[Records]
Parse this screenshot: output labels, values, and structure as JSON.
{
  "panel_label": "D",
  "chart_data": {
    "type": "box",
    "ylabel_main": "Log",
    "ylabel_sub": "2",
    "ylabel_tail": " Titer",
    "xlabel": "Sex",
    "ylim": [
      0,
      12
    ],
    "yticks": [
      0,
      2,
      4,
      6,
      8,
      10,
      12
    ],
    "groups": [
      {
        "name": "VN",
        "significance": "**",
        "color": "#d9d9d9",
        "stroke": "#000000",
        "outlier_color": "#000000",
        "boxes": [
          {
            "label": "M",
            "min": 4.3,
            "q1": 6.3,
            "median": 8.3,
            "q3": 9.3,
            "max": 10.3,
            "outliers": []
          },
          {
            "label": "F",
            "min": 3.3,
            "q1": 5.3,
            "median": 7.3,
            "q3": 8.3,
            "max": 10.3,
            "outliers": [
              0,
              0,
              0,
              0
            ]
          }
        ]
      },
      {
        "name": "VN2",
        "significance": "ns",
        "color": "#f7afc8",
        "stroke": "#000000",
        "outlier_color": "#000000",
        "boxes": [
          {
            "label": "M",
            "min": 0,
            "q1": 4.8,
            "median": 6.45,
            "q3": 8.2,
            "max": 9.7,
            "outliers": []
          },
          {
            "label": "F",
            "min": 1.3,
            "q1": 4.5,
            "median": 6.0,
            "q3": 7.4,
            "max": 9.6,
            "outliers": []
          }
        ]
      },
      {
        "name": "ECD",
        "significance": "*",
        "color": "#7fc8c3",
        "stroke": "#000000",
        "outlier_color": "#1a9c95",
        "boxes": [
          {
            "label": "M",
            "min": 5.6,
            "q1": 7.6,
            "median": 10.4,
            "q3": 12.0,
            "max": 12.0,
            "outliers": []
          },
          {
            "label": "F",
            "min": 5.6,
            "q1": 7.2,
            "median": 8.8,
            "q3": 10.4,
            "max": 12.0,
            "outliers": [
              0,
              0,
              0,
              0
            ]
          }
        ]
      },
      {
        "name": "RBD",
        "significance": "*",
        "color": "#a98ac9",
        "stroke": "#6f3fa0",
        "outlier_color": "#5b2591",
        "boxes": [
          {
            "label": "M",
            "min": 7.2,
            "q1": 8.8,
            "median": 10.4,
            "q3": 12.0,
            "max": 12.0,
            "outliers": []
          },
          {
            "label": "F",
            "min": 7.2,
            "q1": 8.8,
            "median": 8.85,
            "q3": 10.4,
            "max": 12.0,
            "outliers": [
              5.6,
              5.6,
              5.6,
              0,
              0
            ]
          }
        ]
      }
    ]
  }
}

SET EXERCISE:
Please set down all the data word for word.

CORRECT OUTPUT:
Parse this screenshot: output labels, values, and structure as JSON.
{
  "panel_label": "D",
  "chart_data": {
    "type": "box",
    "ylabel_main": "Log",
    "ylabel_sub": "2",
    "ylabel_tail": " Titer",
    "xlabel": "Sex",
    "ylim": [
      0,
      12
    ],
    "yticks": [
      0,
      2,
      4,
      6,
      8,
      10,
      12
    ],
    "groups": [
      {
        "name": "VN",
        "significance": "**",
        "color": "#d9d9d9",
        "stroke": "#000000",
        "outlier_color": "#000000",
        "boxes": [
          {
            "label": "M",
            "min": 4.3,
            "q1": 6.3,
            "median": 8.3,
            "q3": 9.3,
            "max": 10.3,
            "outliers": []
          },
          {
            "label": "F",
            "min": 3.3,
            "q1": 5.3,
            "median": 7.3,
            "q3": 8.3,
            "max": 10.3,
            "outliers": [
              0,
              0,
              0,
              0
            ]
          }
        ]
      },
      {
        "name": "VN2",
        "significance": "ns",
        "color": "#f7afc8",
        "stroke": "#000000",
        "outlier_color": "#000000",
        "boxes": [
          {
            "label": "M",
            "min": 0,
            "q1": 4.8,
            "median": 6.45,
            "q3": 8.2,
            "max": 9.7,
            "outliers": []
          },
          {
            "label": "F",
            "min": 1.3,
            "q1": 4.5,
            "median": 6.0,
            "q3": 7.4,
            "max": 9.6,
            "outliers": []
          }
        ]
      },
      {
        "name": "ECD",
        "significance": "*",
        "color": "#7fc8c3",
        "stroke": "#000000",
        "outlier_color": "#1a9c95",
        "boxes": [
          {
            "label": "M",
            "min": 5.6,
            "q1": 7.6,
            "median": 10.4,
            "q3": 12.0,
            "max": 12.0,
            "outliers": []
          },
          {
            "label": "F",
            "min": 5.6,
            "q1": 7.2,
            "median": 8.8,
            "q3": 10.4,
            "max": 12.0,
            "outliers": [
              0,
              0,
              0,
              0
            ]
          }
        ]
      },
      {
        "name": "RBD",
        "significance": "*",
        "color": "#a98ac9",
        "stroke": "#6f3fa0",
        "outlier_color": "#5b2591",
        "boxes": [
          {
            "label": "M",
            "min": 7.2,
            "q1": 8.8,
            "median": 10.4,
            "q3": 12.0,
            "max": 12.0,
            "outliers": []
          },
          {
            "label": "F",
            "min": 7.2,
            "q1": 8.8,
            "median": 8.85,
            "q3": 10.4,
            "max": 12.0,
            "outliers": [
              5.6,
              5.6,
              5.6,
              0,
              0
            ]
          }
        ]
      }
    ]
  }
}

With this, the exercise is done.